Find the lines holding the word "polarization" and collect them.

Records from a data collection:
^^^^

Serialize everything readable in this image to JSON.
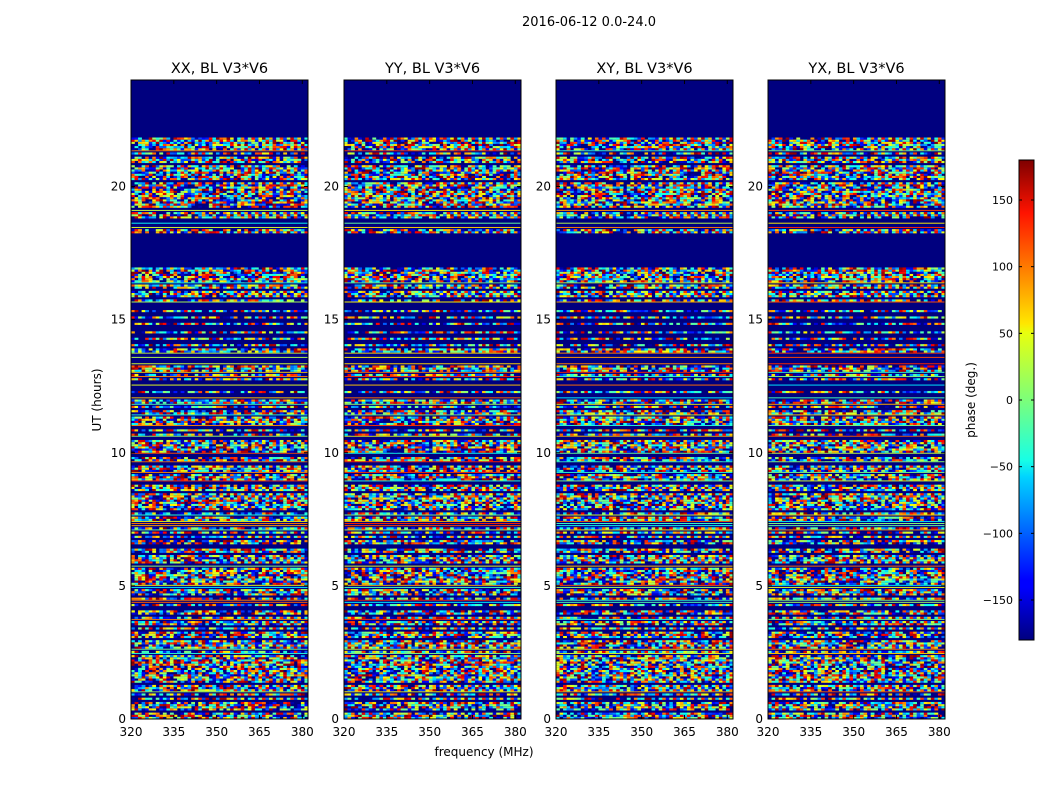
{
  "chart_data": {
    "type": "heatmap",
    "suptitle": "2016-06-12 0.0-24.0",
    "xlabel": "frequency (MHz)",
    "ylabel": "UT (hours)",
    "xlim": [
      320,
      382
    ],
    "ylim": [
      0,
      24
    ],
    "xticks": [
      320,
      335,
      350,
      365,
      380
    ],
    "yticks": [
      0,
      5,
      10,
      15,
      20
    ],
    "panels": [
      {
        "title": "XX, BL V3*V6",
        "polarization": "XX"
      },
      {
        "title": "YY, BL V3*V6",
        "polarization": "YY"
      },
      {
        "title": "XY, BL V3*V6",
        "polarization": "XY"
      },
      {
        "title": "YX, BL V3*V6",
        "polarization": "YX"
      }
    ],
    "flagged_ut_ranges": [
      [
        21.8,
        24.0
      ],
      [
        16.9,
        18.2
      ]
    ],
    "colorbar": {
      "label": "phase (deg.)",
      "range": [
        -180,
        180
      ],
      "ticks": [
        150,
        100,
        50,
        0,
        -50,
        -100,
        -150
      ],
      "tick_labels": [
        "150",
        "100",
        "50",
        "0",
        "−50",
        "−100",
        "−150"
      ],
      "colormap": "jet"
    }
  }
}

^^^^

▸ The completed task:
        "polarization": "XX"
        "polarization": "YY"
        "polarization": "XY"
        "polarization": "YX"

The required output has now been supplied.